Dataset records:
=======
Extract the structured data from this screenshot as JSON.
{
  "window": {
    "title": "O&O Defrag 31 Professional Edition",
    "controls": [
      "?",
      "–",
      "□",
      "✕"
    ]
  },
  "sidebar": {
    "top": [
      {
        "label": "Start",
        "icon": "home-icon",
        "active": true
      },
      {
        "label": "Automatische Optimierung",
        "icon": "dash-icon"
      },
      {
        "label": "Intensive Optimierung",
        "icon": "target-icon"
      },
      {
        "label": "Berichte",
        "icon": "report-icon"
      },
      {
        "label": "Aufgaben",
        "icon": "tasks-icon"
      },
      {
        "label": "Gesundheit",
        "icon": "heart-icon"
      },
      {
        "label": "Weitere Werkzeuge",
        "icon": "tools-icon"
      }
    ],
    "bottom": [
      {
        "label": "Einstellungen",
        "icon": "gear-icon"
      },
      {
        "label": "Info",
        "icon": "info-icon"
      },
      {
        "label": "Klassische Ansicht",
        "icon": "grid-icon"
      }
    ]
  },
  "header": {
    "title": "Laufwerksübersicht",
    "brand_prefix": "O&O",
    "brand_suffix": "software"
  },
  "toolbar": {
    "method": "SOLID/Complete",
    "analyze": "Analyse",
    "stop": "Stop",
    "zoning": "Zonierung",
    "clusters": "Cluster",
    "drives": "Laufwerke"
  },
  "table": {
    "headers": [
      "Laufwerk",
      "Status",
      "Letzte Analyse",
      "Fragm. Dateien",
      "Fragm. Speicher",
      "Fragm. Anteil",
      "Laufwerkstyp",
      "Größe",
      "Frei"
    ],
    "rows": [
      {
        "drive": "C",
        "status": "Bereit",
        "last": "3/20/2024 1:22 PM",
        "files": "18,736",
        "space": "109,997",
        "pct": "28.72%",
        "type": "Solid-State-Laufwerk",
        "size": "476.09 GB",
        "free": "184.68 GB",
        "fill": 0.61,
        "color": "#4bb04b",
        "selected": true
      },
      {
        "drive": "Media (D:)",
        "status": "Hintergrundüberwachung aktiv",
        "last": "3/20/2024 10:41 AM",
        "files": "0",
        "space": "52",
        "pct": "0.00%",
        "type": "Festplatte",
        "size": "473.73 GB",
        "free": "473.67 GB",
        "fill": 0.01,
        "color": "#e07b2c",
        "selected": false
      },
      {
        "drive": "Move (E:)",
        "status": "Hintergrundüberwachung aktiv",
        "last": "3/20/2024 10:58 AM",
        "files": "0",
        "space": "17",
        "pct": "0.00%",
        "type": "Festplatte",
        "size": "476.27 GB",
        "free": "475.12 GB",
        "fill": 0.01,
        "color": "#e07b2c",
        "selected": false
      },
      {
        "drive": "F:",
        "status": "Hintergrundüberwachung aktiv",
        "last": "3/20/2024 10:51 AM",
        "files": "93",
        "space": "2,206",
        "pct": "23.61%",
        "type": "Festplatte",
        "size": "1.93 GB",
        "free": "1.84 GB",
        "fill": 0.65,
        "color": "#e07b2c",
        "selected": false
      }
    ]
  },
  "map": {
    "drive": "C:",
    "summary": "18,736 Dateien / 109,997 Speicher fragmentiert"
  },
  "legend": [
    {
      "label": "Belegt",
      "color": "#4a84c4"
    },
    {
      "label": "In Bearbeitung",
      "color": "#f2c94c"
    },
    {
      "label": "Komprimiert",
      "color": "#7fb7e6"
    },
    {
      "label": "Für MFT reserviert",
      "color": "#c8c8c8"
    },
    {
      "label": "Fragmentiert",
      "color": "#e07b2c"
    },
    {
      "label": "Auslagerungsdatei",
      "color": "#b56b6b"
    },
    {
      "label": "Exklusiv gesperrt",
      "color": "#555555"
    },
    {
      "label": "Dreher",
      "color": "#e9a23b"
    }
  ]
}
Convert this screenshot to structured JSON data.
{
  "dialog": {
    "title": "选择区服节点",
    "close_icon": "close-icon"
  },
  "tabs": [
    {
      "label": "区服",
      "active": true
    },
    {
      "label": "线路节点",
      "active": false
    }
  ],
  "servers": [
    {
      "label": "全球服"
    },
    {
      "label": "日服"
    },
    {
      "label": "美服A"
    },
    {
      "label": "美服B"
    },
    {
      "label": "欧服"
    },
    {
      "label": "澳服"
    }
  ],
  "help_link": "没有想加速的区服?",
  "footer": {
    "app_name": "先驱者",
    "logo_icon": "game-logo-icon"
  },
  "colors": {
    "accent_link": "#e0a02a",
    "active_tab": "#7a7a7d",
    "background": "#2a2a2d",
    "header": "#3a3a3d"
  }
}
=======
Brief: Find every line in the records that contains the word "icon"; copy those lines.

Correct response:
        "icon": "home-icon",
        "icon": "dash-icon"
        "icon": "target-icon"
        "icon": "report-icon"
        "icon": "tasks-icon"
        "icon": "heart-icon"
        "icon": "tools-icon"
        "icon": "gear-icon"
        "icon": "info-icon"
        "icon": "grid-icon"
    "close_icon": "close-icon"
    "logo_icon": "game-logo-icon"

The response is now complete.